[Excerpted data — start]

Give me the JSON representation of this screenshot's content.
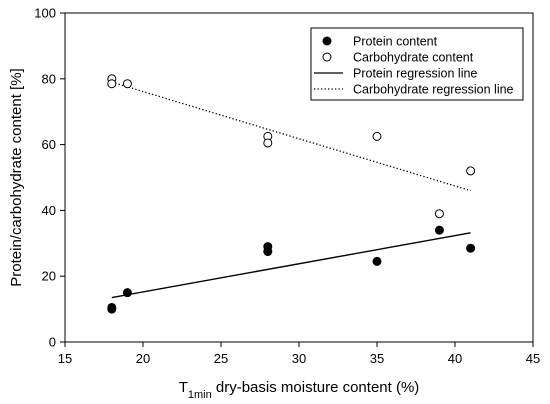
{
  "chart_data": {
    "type": "scatter",
    "title": "",
    "xlabel": {
      "prefix": "T",
      "subscript": "1min",
      "suffix": " dry-basis moisture content (%)"
    },
    "ylabel": "Protein/carbohydrate content [%]",
    "xlim": [
      15,
      45
    ],
    "ylim": [
      0,
      100
    ],
    "xticks": [
      15,
      20,
      25,
      30,
      35,
      40,
      45
    ],
    "yticks": [
      0,
      20,
      40,
      60,
      80,
      100
    ],
    "grid": false,
    "legend_position": "top-right",
    "series": [
      {
        "name": "Protein content",
        "kind": "points",
        "marker": "filled-circle",
        "color": "#000000",
        "points": [
          {
            "x": 18,
            "y": 10.5
          },
          {
            "x": 18,
            "y": 10.0
          },
          {
            "x": 19,
            "y": 15.0
          },
          {
            "x": 28,
            "y": 29.0
          },
          {
            "x": 28,
            "y": 27.5
          },
          {
            "x": 35,
            "y": 24.5
          },
          {
            "x": 39,
            "y": 34.0
          },
          {
            "x": 41,
            "y": 28.5
          }
        ]
      },
      {
        "name": "Carbohydrate content",
        "kind": "points",
        "marker": "open-circle",
        "color": "#000000",
        "points": [
          {
            "x": 18,
            "y": 80.0
          },
          {
            "x": 18,
            "y": 78.5
          },
          {
            "x": 19,
            "y": 78.5
          },
          {
            "x": 28,
            "y": 62.5
          },
          {
            "x": 28,
            "y": 60.5
          },
          {
            "x": 35,
            "y": 62.5
          },
          {
            "x": 39,
            "y": 39.0
          },
          {
            "x": 41,
            "y": 52.0
          }
        ]
      },
      {
        "name": "Protein regression line",
        "kind": "line",
        "style": "solid",
        "color": "#000000",
        "points": [
          {
            "x": 18,
            "y": 13.5
          },
          {
            "x": 41,
            "y": 33.2
          }
        ]
      },
      {
        "name": "Carbohydrate regression line",
        "kind": "line",
        "style": "dotted",
        "color": "#000000",
        "points": [
          {
            "x": 18,
            "y": 79.0
          },
          {
            "x": 41,
            "y": 46.0
          }
        ]
      }
    ]
  }
}
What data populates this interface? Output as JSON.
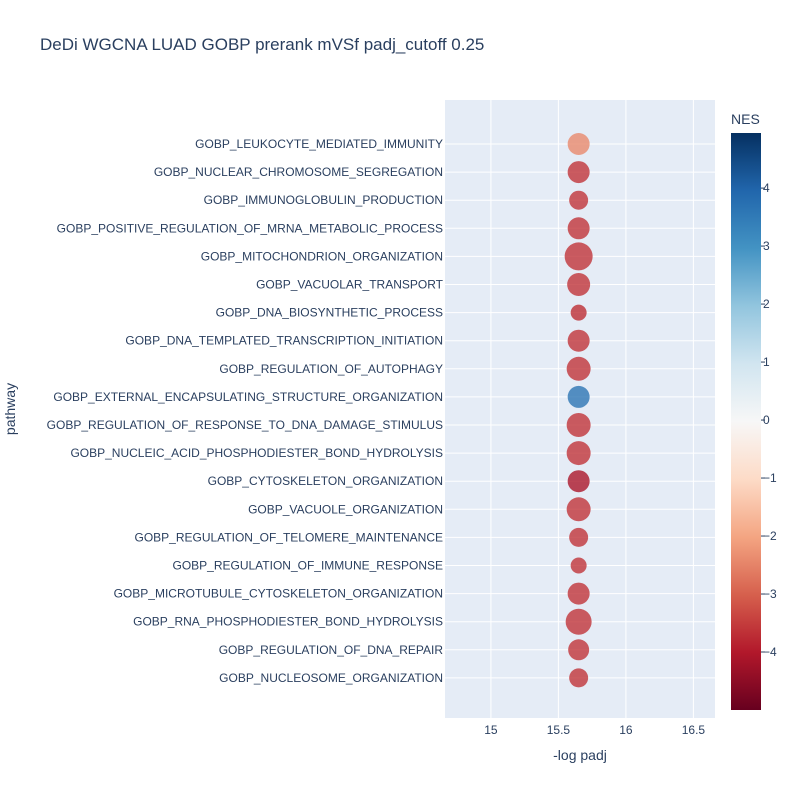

[Excerpted data — finish]

- _Requirement_:
Reproduce all entries above exactly, minus the images.

- _Response area_:
Give me the JSON representation of this screenshot's content.
{
  "chart_data": {
    "type": "scatter",
    "title": "",
    "xlabel": {
      "prefix": "T",
      "subscript": "1min",
      "suffix": " dry-basis moisture content (%)"
    },
    "ylabel": "Protein/carbohydrate content [%]",
    "xlim": [
      15,
      45
    ],
    "ylim": [
      0,
      100
    ],
    "xticks": [
      15,
      20,
      25,
      30,
      35,
      40,
      45
    ],
    "yticks": [
      0,
      20,
      40,
      60,
      80,
      100
    ],
    "grid": false,
    "legend_position": "top-right",
    "series": [
      {
        "name": "Protein content",
        "kind": "points",
        "marker": "filled-circle",
        "color": "#000000",
        "points": [
          {
            "x": 18,
            "y": 10.5
          },
          {
            "x": 18,
            "y": 10.0
          },
          {
            "x": 19,
            "y": 15.0
          },
          {
            "x": 28,
            "y": 29.0
          },
          {
            "x": 28,
            "y": 27.5
          },
          {
            "x": 35,
            "y": 24.5
          },
          {
            "x": 39,
            "y": 34.0
          },
          {
            "x": 41,
            "y": 28.5
          }
        ]
      },
      {
        "name": "Carbohydrate content",
        "kind": "points",
        "marker": "open-circle",
        "color": "#000000",
        "points": [
          {
            "x": 18,
            "y": 80.0
          },
          {
            "x": 18,
            "y": 78.5
          },
          {
            "x": 19,
            "y": 78.5
          },
          {
            "x": 28,
            "y": 62.5
          },
          {
            "x": 28,
            "y": 60.5
          },
          {
            "x": 35,
            "y": 62.5
          },
          {
            "x": 39,
            "y": 39.0
          },
          {
            "x": 41,
            "y": 52.0
          }
        ]
      },
      {
        "name": "Protein regression line",
        "kind": "line",
        "style": "solid",
        "color": "#000000",
        "points": [
          {
            "x": 18,
            "y": 13.5
          },
          {
            "x": 41,
            "y": 33.2
          }
        ]
      },
      {
        "name": "Carbohydrate regression line",
        "kind": "line",
        "style": "dotted",
        "color": "#000000",
        "points": [
          {
            "x": 18,
            "y": 79.0
          },
          {
            "x": 41,
            "y": 46.0
          }
        ]
      }
    ]
  }
}
What data populates this interface? Output as JSON.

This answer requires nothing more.